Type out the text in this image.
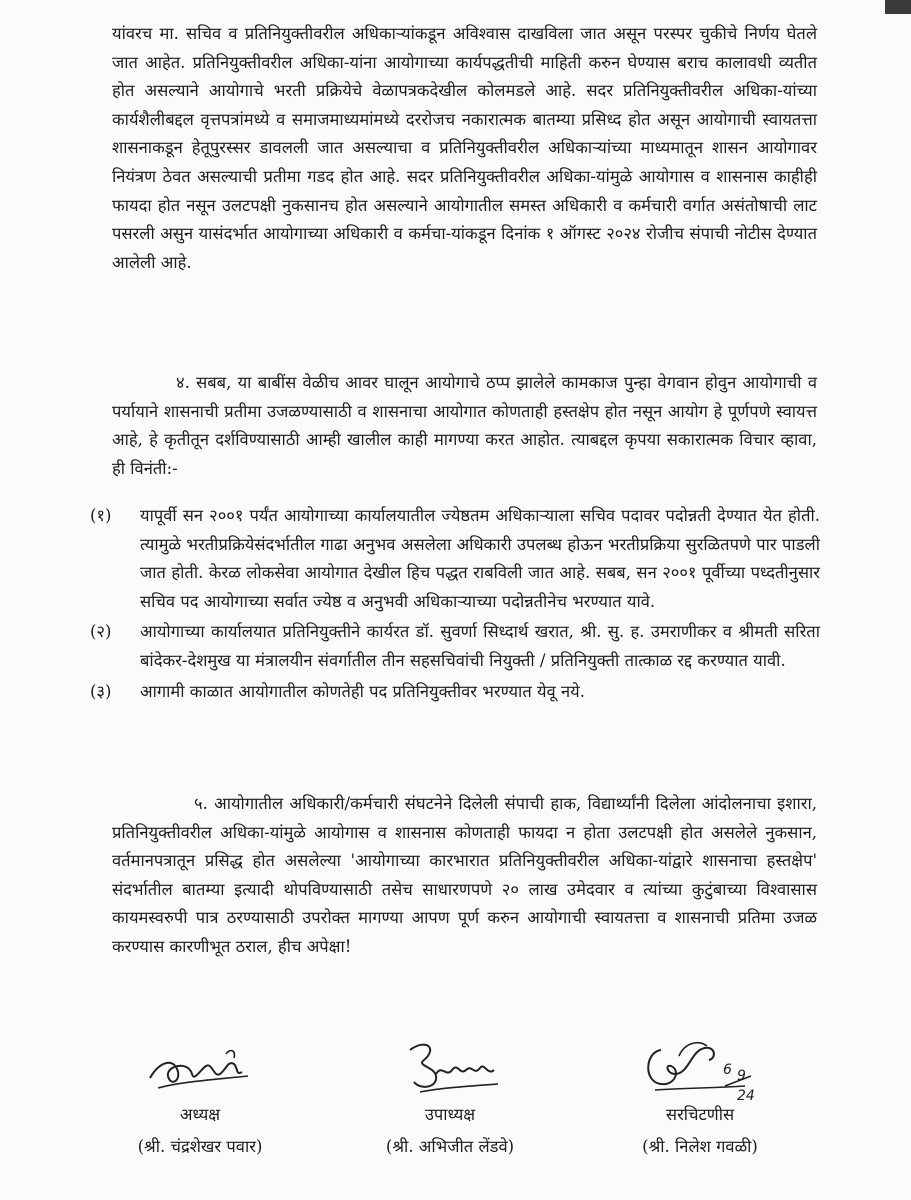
यांवरच मा. सचिव व प्रतिनियुक्तीवरील अधिकाऱ्यांकडून अविश्वास दाखविला जात असून परस्पर चुकीचे निर्णय घेतले जात आहेत. प्रतिनियुक्तीवरील अधिका-यांना आयोगाच्या कार्यपद्धतीची माहिती करुन घेण्यास बराच कालावधी व्यतीत होत असल्याने आयोगाचे भरती प्रक्रियेचे वेळापत्रकदेखील कोलमडले आहे. सदर प्रतिनियुक्तीवरील अधिका-यांच्या कार्यशैलीबद्दल वृत्तपत्रांमध्ये व समाजमाध्यमांमध्ये दररोजच नकारात्मक बातम्या प्रसिध्द होत असून आयोगाची स्वायतत्ता शासनाकडून हेतूपुरस्सर डावलली जात असल्याचा व प्रतिनियुक्तीवरील अधिकाऱ्यांच्या माध्यमातून शासन आयोगावर नियंत्रण ठेवत असल्याची प्रतीमा गडद होत आहे. सदर प्रतिनियुक्तीवरील अधिका-यांमुळे आयोगास व शासनास काहीही फायदा होत नसून उलटपक्षी नुकसानच होत असल्याने आयोगातील समस्त अधिकारी व कर्मचारी वर्गात असंतोषाची लाट पसरली असुन यासंदर्भात आयोगाच्या अधिकारी व कर्मचा-यांकडून दिनांक १ ऑगस्ट २०२४ रोजीच संपाची नोटीस देण्यात आलेली आहे.

४. सबब, या बाबींस वेळीच आवर घालून आयोगाचे ठप्प झालेले कामकाज पुन्हा वेगवान होवुन आयोगाची व पर्यायाने शासनाची प्रतीमा उजळण्यासाठी व शासनाचा आयोगात कोणताही हस्तक्षेप होत नसून आयोग हे पूर्णपणे स्वायत्त आहे, हे कृतीतून दर्शविण्यासाठी आम्ही खालील काही मागण्या करत आहोत. त्याबद्दल कृपया सकारात्मक विचार व्हावा, ही विनंती:-
(१) यापूर्वी सन २००१ पर्यंत आयोगाच्या कार्यालयातील ज्येष्ठतम अधिकाऱ्याला सचिव पदावर पदोन्नती देण्यात येत होती. त्यामुळे भरतीप्रक्रियेसंदर्भातील गाढा अनुभव असलेला अधिकारी उपलब्ध होऊन भरतीप्रक्रिया सुरळितपणे पार पाडली जात होती. केरळ लोकसेवा आयोगात देखील हिच पद्धत राबविली जात आहे. सबब, सन २००१ पूर्वीच्या पध्दतीनुसार सचिव पद आयोगाच्या सर्वात ज्येष्ठ व अनुभवी अधिकाऱ्याच्या पदोन्नतीनेच भरण्यात यावे.
(२) आयोगाच्या कार्यालयात प्रतिनियुक्तीने कार्यरत डॉ. सुवर्णा सिध्दार्थ खरात, श्री. सु. ह. उमराणीकर व श्रीमती सरिता बांदेकर-देशमुख या मंत्रालयीन संवर्गातील तीन सहसचिवांची नियुक्ती / प्रतिनियुक्ती तात्काळ रद्द करण्यात यावी.
(३) आगामी काळात आयोगातील कोणतेही पद प्रतिनियुक्तीवर भरण्यात येवू नये.
५. आयोगातील अधिकारी/कर्मचारी संघटनेने दिलेली संपाची हाक, विद्यार्थ्यांनी दिलेला आंदोलनाचा इशारा, प्रतिनियुक्तीवरील अधिका-यांमुळे आयोगास व शासनास कोणताही फायदा न होता उलटपक्षी होत असलेले नुकसान, वर्तमानपत्रातून प्रसिद्ध होत असलेल्या 'आयोगाच्या कारभारात प्रतिनियुक्तीवरील अधिका-यांद्वारे शासनाचा हस्तक्षेप' संदर्भातील बातम्या इत्यादी थोपविण्यासाठी तसेच साधारणपणे २० लाख उमेदवार व त्यांच्या कुटुंबाच्या विश्वासास कायमस्वरुपी पात्र ठरण्यासाठी उपरोक्त मागण्या आपण पूर्ण करुन आयोगाची स्वायतत्ता व शासनाची प्रतिमा उजळ करण्यास कारणीभूत ठराल, हीच अपेक्षा!
अध्यक्ष
(श्री. चंद्रशेखर पवार)
उपाध्यक्ष
(श्री. अभिजीत लेंडवे)
6 9
24
सरचिटणीस
(श्री. निलेश गवळी)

WRITTEN REQUEST = Extract the full listing exactly, with the pictures left out.

WRITTEN ANSWER =
Type out the text in this image.
यांवरच मा. सचिव व प्रतिनियुक्तीवरील अधिकाऱ्यांकडून अविश्वास दाखविला जात असून परस्पर चुकीचे निर्णय घेतले जात आहेत. प्रतिनियुक्तीवरील अधिका-यांना आयोगाच्या कार्यपद्धतीची माहिती करुन घेण्यास बराच कालावधी व्यतीत होत असल्याने आयोगाचे भरती प्रक्रियेचे वेळापत्रकदेखील कोलमडले आहे. सदर प्रतिनियुक्तीवरील अधिका-यांच्या कार्यशैलीबद्दल वृत्तपत्रांमध्ये व समाजमाध्यमांमध्ये दररोजच नकारात्मक बातम्या प्रसिध्द होत असून आयोगाची स्वायतत्ता शासनाकडून हेतूपुरस्सर डावलली जात असल्याचा व प्रतिनियुक्तीवरील अधिकाऱ्यांच्या माध्यमातून शासन आयोगावर नियंत्रण ठेवत असल्याची प्रतीमा गडद होत आहे. सदर प्रतिनियुक्तीवरील अधिका-यांमुळे आयोगास व शासनास काहीही फायदा होत नसून उलटपक्षी नुकसानच होत असल्याने आयोगातील समस्त अधिकारी व कर्मचारी वर्गात असंतोषाची लाट पसरली असुन यासंदर्भात आयोगाच्या अधिकारी व कर्मचा-यांकडून दिनांक १ ऑगस्ट २०२४ रोजीच संपाची नोटीस देण्यात आलेली आहे.

४. सबब, या बाबींस वेळीच आवर घालून आयोगाचे ठप्प झालेले कामकाज पुन्हा वेगवान होवुन आयोगाची व पर्यायाने शासनाची प्रतीमा उजळण्यासाठी व शासनाचा आयोगात कोणताही हस्तक्षेप होत नसून आयोग हे पूर्णपणे स्वायत्त आहे, हे कृतीतून दर्शविण्यासाठी आम्ही खालील काही मागण्या करत आहोत. त्याबद्दल कृपया सकारात्मक विचार व्हावा, ही विनंती:-
(१) यापूर्वी सन २००१ पर्यंत आयोगाच्या कार्यालयातील ज्येष्ठतम अधिकाऱ्याला सचिव पदावर पदोन्नती देण्यात येत होती. त्यामुळे भरतीप्रक्रियेसंदर्भातील गाढा अनुभव असलेला अधिकारी उपलब्ध होऊन भरतीप्रक्रिया सुरळितपणे पार पाडली जात होती. केरळ लोकसेवा आयोगात देखील हिच पद्धत राबविली जात आहे. सबब, सन २००१ पूर्वीच्या पध्दतीनुसार सचिव पद आयोगाच्या सर्वात ज्येष्ठ व अनुभवी अधिकाऱ्याच्या पदोन्नतीनेच भरण्यात यावे.
(२) आयोगाच्या कार्यालयात प्रतिनियुक्तीने कार्यरत डॉ. सुवर्णा सिध्दार्थ खरात, श्री. सु. ह. उमराणीकर व श्रीमती सरिता बांदेकर-देशमुख या मंत्रालयीन संवर्गातील तीन सहसचिवांची नियुक्ती / प्रतिनियुक्ती तात्काळ रद्द करण्यात यावी.
(३) आगामी काळात आयोगातील कोणतेही पद प्रतिनियुक्तीवर भरण्यात येवू नये.
५. आयोगातील अधिकारी/कर्मचारी संघटनेने दिलेली संपाची हाक, विद्यार्थ्यांनी दिलेला आंदोलनाचा इशारा, प्रतिनियुक्तीवरील अधिका-यांमुळे आयोगास व शासनास कोणताही फायदा न होता उलटपक्षी होत असलेले नुकसान, वर्तमानपत्रातून प्रसिद्ध होत असलेल्या 'आयोगाच्या कारभारात प्रतिनियुक्तीवरील अधिका-यांद्वारे शासनाचा हस्तक्षेप' संदर्भातील बातम्या इत्यादी थोपविण्यासाठी तसेच साधारणपणे २० लाख उमेदवार व त्यांच्या कुटुंबाच्या विश्वासास कायमस्वरुपी पात्र ठरण्यासाठी उपरोक्त मागण्या आपण पूर्ण करुन आयोगाची स्वायतत्ता व शासनाची प्रतिमा उजळ करण्यास कारणीभूत ठराल, हीच अपेक्षा!
अध्यक्ष
(श्री. चंद्रशेखर पवार)
उपाध्यक्ष
(श्री. अभिजीत लेंडवे)
6 9
24
सरचिटणीस
(श्री. निलेश गवळी)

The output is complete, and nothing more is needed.